▶ [ФРАГМЕНТ ДОКУМЕНТА]:
------------------------
Такие рассуждения такинам были даже выгодны. И то, что переход студенческого совета в руки последователей такинов не привлек особого внимания ни университетского начальства, ни полиции, позволило такинам целый год работать почти беспрепятственно.

Что же отличало такинов от других партий и организаций, привлекало людей на их сторону, позволило развиться и вырасти партии до таких масштабов, что она поставила под угрозу господство англичан в Бирме?

Такины выступили с лозунгом: «Бирма — наша страна, бирманский язык — наш язык. Будем же любить свою страну, уважать свой язык». Или, как писали тогда: «Надо начать борьбу против рабского образа мышления». И еще одним из внешних проявлений такинского движения было активное участие в кампаниях «покупай бирманское, возрождай бирманское».

Такины тех дней носили только домотканую одежду, деревянную обувь и даже курили только бирманские сигары.

Не надо думать на основании всего этого, что руководители такинов и вошедший впоследствии в их партию Аун Сан были узкими националистами, ненавидевшими все европейское. Во время войны, выступая на первом выпуске национальной офицерской школы, Аун Сан говорил: «Что такое национализм? Любовь к своей стране и ненависть к другим нациям? Нет. Вы не имеете права ненавидеть другую нацию, потому что любите свою. Если кто бы то ни был, изнутри или извне, подрывает интересы нашей нации, мы лолжны дать ему отпор… Но если вы воспринимаете национализм как ненависть к какой бы то ни было нации, вы абсолютно не правы».
------------------------
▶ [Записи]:
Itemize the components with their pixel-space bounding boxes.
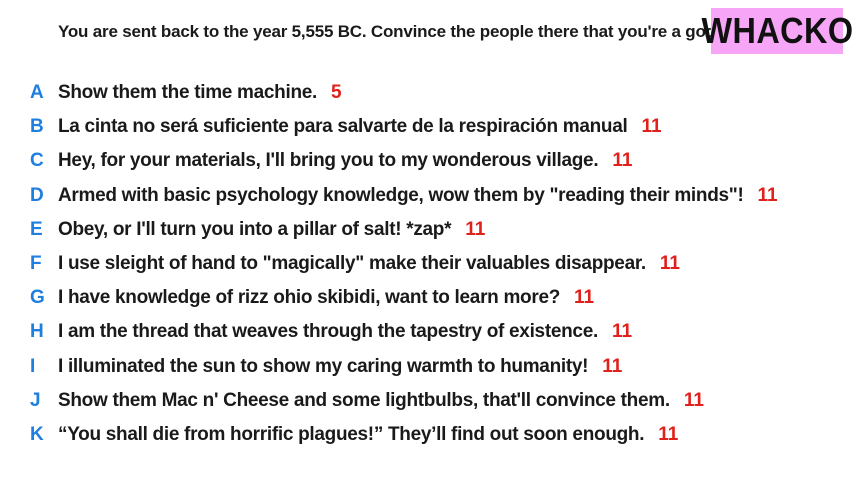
- answer-score: 11: [611, 321, 633, 343]
- answer-text: Armed with basic psychology knowledge, w…: [58, 185, 778, 207]
- answer-label: Show them Mac n' Cheese and some lightbu…: [58, 389, 670, 411]
- answer-letter: B: [30, 116, 44, 138]
- answer-row-b[interactable]: B La cinta no será suficiente para salva…: [0, 110, 853, 144]
- answer-row-e[interactable]: E Obey, or I'll turn you into a pillar o…: [0, 213, 853, 247]
- answer-row-d[interactable]: D Armed with basic psychology knowledge,…: [0, 179, 853, 213]
- answer-text: Show them the time machine. 5: [58, 82, 342, 104]
- answer-label: I illuminated the sun to show my caring …: [58, 355, 589, 377]
- answer-score: 11: [641, 116, 662, 138]
- answer-label: Armed with basic psychology knowledge, w…: [58, 184, 744, 206]
- answer-row-c[interactable]: C Hey, for your materials, I'll bring yo…: [0, 144, 853, 178]
- answer-score: 5: [331, 82, 342, 104]
- answer-text: I am the thread that weaves through the …: [58, 321, 632, 343]
- answer-label: Obey, or I'll turn you into a pillar of …: [58, 218, 452, 240]
- answer-row-i[interactable]: I I illuminated the sun to show my carin…: [0, 350, 853, 384]
- answer-row-a[interactable]: A Show them the time machine. 5: [0, 76, 853, 110]
- answer-text: Obey, or I'll turn you into a pillar of …: [58, 219, 485, 241]
- answer-letter: I: [30, 355, 36, 377]
- answer-letter: G: [30, 287, 45, 309]
- answer-label: I use sleight of hand to "magically" mak…: [58, 253, 646, 275]
- answer-score: 11: [658, 423, 679, 445]
- answer-score: 11: [602, 355, 623, 377]
- answer-text: “You shall die from horrific plagues!” T…: [58, 424, 678, 446]
- answer-label: I have knowledge of rizz ohio skibidi, w…: [58, 287, 561, 309]
- answer-row-f[interactable]: F I use sleight of hand to "magically" m…: [0, 247, 853, 281]
- answer-letter: K: [30, 423, 44, 445]
- answer-label: I am the thread that weaves through the …: [58, 321, 598, 343]
- answer-score: 11: [757, 184, 778, 206]
- answer-text: I illuminated the sun to show my caring …: [58, 356, 622, 378]
- answer-row-g[interactable]: G I have knowledge of rizz ohio skibidi,…: [0, 281, 853, 315]
- whacko-badge: WHACKO: [701, 8, 853, 54]
- answer-label: Hey, for your materials, I'll bring you …: [58, 150, 599, 172]
- answer-letter: D: [30, 184, 44, 206]
- answer-score: 11: [659, 253, 680, 275]
- answer-label: “You shall die from horrific plagues!” T…: [58, 423, 645, 445]
- answer-text: I have knowledge of rizz ohio skibidi, w…: [58, 287, 594, 309]
- answer-text: Show them Mac n' Cheese and some lightbu…: [58, 390, 704, 412]
- answer-letter: A: [30, 82, 44, 104]
- answer-text: La cinta no será suficiente para salvart…: [58, 116, 662, 138]
- answer-label: La cinta no será suficiente para salvart…: [58, 116, 628, 138]
- answer-letter: C: [30, 150, 44, 172]
- answer-text: I use sleight of hand to "magically" mak…: [58, 253, 680, 275]
- answer-score: 11: [574, 287, 595, 309]
- badge-label: WHACKO: [700, 10, 853, 51]
- answer-text: Hey, for your materials, I'll bring you …: [58, 150, 632, 172]
- answer-score: 11: [612, 150, 633, 172]
- answer-letter: E: [30, 218, 43, 240]
- answer-score: 11: [465, 218, 486, 240]
- answer-row-k[interactable]: K “You shall die from horrific plagues!”…: [0, 418, 853, 452]
- answer-label: Show them the time machine.: [58, 82, 318, 104]
- answer-score: 11: [683, 389, 704, 411]
- prompt-text: You are sent back to the year 5,555 BC. …: [58, 22, 721, 41]
- answer-row-h[interactable]: H I am the thread that weaves through th…: [0, 315, 853, 349]
- answer-letter: J: [30, 389, 41, 411]
- answer-row-j[interactable]: J Show them Mac n' Cheese and some light…: [0, 384, 853, 418]
- answer-list: A Show them the time machine. 5 B La cint…: [0, 76, 853, 452]
- answer-letter: H: [30, 321, 44, 343]
- answer-letter: F: [30, 253, 42, 275]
------------------------
▶ [ЗАДАНИЯ]:
1. Ответьте на вопросы по фрагменту о такинах.
(a) Какую одежду и обувь носили такины тех дней?
(b) В кампаниях под каким лозунгом активно участвовали такины?
(c) Где выступал Аун Сан во время войны?
2. Процитируйте отрывок из фрагмента о такинах, начиная со слов «Что же отличало» и заканчивая словами «только бирманские сигары.».
Материал здесь никакой роли не играет.

▶ [ОТВЕТЫ К ЗАДАНИЯМ]:
1.
(a) Такины носили только домотканую одежду и деревянную обувь.
(b) Они участвовали в кампаниях под лозунгом «покупай бирманское, возрождай бирманское».
(c) Аун Сан выступал на первом выпуске национальной офицерской школы.

2.
Что же отличало такинов от других партий и организаций, привлекало людей на их сторону, позволило развиться и вырасти партии до таких масштабов, что она поставила под угрозу господство англичан в Бирме?

Такины выступили с лозунгом: «Бирма — наша страна, бирманский язык — наш язык. Будем же любить свою страну, уважать свой язык». Или, как писали тогда: «Надо начать борьбу против рабского образа мышления». И еще одним из внешних проявлений такинского движения было активное участие в кампаниях «покупай бирманское, возрождай бирманское».

Такины тех дней носили только домотканую одежду, деревянную обувь и даже курили только бирманские сигары.